- _Material for the task_:
---

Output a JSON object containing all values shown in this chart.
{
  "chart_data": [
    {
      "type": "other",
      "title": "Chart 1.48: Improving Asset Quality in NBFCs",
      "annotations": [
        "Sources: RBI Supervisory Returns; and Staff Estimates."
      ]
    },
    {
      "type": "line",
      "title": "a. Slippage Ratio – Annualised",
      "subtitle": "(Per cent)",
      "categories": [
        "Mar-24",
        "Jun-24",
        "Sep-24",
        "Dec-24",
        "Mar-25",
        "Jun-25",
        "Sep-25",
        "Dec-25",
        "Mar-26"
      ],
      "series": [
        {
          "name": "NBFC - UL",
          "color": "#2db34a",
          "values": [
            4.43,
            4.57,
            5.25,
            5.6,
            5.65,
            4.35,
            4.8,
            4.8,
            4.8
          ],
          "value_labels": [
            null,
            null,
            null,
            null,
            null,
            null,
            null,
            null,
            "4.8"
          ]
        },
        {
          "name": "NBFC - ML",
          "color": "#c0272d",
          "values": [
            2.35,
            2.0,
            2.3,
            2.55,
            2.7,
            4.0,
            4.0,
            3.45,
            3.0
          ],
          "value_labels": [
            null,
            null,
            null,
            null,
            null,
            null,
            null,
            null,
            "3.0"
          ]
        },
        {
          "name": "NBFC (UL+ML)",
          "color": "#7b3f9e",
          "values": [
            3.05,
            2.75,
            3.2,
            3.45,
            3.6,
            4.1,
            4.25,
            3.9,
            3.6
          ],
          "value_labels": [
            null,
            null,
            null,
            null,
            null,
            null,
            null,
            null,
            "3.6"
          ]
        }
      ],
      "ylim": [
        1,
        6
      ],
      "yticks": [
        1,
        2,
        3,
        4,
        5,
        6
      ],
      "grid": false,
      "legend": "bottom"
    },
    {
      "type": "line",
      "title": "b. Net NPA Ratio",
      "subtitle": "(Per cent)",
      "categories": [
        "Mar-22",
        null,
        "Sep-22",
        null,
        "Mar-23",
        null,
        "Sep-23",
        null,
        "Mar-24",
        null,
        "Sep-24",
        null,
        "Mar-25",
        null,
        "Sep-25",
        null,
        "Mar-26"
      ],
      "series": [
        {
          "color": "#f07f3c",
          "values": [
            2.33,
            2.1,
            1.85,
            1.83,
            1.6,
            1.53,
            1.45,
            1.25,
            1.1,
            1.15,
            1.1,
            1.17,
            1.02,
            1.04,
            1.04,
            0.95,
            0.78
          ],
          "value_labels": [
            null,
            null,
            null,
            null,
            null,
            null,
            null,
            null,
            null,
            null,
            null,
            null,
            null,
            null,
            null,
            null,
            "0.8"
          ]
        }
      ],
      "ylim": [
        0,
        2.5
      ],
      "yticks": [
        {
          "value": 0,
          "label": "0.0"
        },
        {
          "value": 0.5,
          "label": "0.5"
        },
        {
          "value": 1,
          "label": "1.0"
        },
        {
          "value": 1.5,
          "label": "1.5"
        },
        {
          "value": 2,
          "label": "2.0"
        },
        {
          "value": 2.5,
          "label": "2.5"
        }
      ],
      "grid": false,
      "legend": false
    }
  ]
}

---

- _Problem statement_:
Return all of the entries exactly as they were supplied.

- _Problem solution_:
Output a JSON object containing all values shown in this chart.
{
  "chart_data": [
    {
      "type": "other",
      "title": "Chart 1.48: Improving Asset Quality in NBFCs",
      "annotations": [
        "Sources: RBI Supervisory Returns; and Staff Estimates."
      ]
    },
    {
      "type": "line",
      "title": "a. Slippage Ratio – Annualised",
      "subtitle": "(Per cent)",
      "categories": [
        "Mar-24",
        "Jun-24",
        "Sep-24",
        "Dec-24",
        "Mar-25",
        "Jun-25",
        "Sep-25",
        "Dec-25",
        "Mar-26"
      ],
      "series": [
        {
          "name": "NBFC - UL",
          "color": "#2db34a",
          "values": [
            4.43,
            4.57,
            5.25,
            5.6,
            5.65,
            4.35,
            4.8,
            4.8,
            4.8
          ],
          "value_labels": [
            null,
            null,
            null,
            null,
            null,
            null,
            null,
            null,
            "4.8"
          ]
        },
        {
          "name": "NBFC - ML",
          "color": "#c0272d",
          "values": [
            2.35,
            2.0,
            2.3,
            2.55,
            2.7,
            4.0,
            4.0,
            3.45,
            3.0
          ],
          "value_labels": [
            null,
            null,
            null,
            null,
            null,
            null,
            null,
            null,
            "3.0"
          ]
        },
        {
          "name": "NBFC (UL+ML)",
          "color": "#7b3f9e",
          "values": [
            3.05,
            2.75,
            3.2,
            3.45,
            3.6,
            4.1,
            4.25,
            3.9,
            3.6
          ],
          "value_labels": [
            null,
            null,
            null,
            null,
            null,
            null,
            null,
            null,
            "3.6"
          ]
        }
      ],
      "ylim": [
        1,
        6
      ],
      "yticks": [
        1,
        2,
        3,
        4,
        5,
        6
      ],
      "grid": false,
      "legend": "bottom"
    },
    {
      "type": "line",
      "title": "b. Net NPA Ratio",
      "subtitle": "(Per cent)",
      "categories": [
        "Mar-22",
        null,
        "Sep-22",
        null,
        "Mar-23",
        null,
        "Sep-23",
        null,
        "Mar-24",
        null,
        "Sep-24",
        null,
        "Mar-25",
        null,
        "Sep-25",
        null,
        "Mar-26"
      ],
      "series": [
        {
          "color": "#f07f3c",
          "values": [
            2.33,
            2.1,
            1.85,
            1.83,
            1.6,
            1.53,
            1.45,
            1.25,
            1.1,
            1.15,
            1.1,
            1.17,
            1.02,
            1.04,
            1.04,
            0.95,
            0.78
          ],
          "value_labels": [
            null,
            null,
            null,
            null,
            null,
            null,
            null,
            null,
            null,
            null,
            null,
            null,
            null,
            null,
            null,
            null,
            "0.8"
          ]
        }
      ],
      "ylim": [
        0,
        2.5
      ],
      "yticks": [
        {
          "value": 0,
          "label": "0.0"
        },
        {
          "value": 0.5,
          "label": "0.5"
        },
        {
          "value": 1,
          "label": "1.0"
        },
        {
          "value": 1.5,
          "label": "1.5"
        },
        {
          "value": 2,
          "label": "2.0"
        },
        {
          "value": 2.5,
          "label": "2.5"
        }
      ],
      "grid": false,
      "legend": false
    }
  ]
}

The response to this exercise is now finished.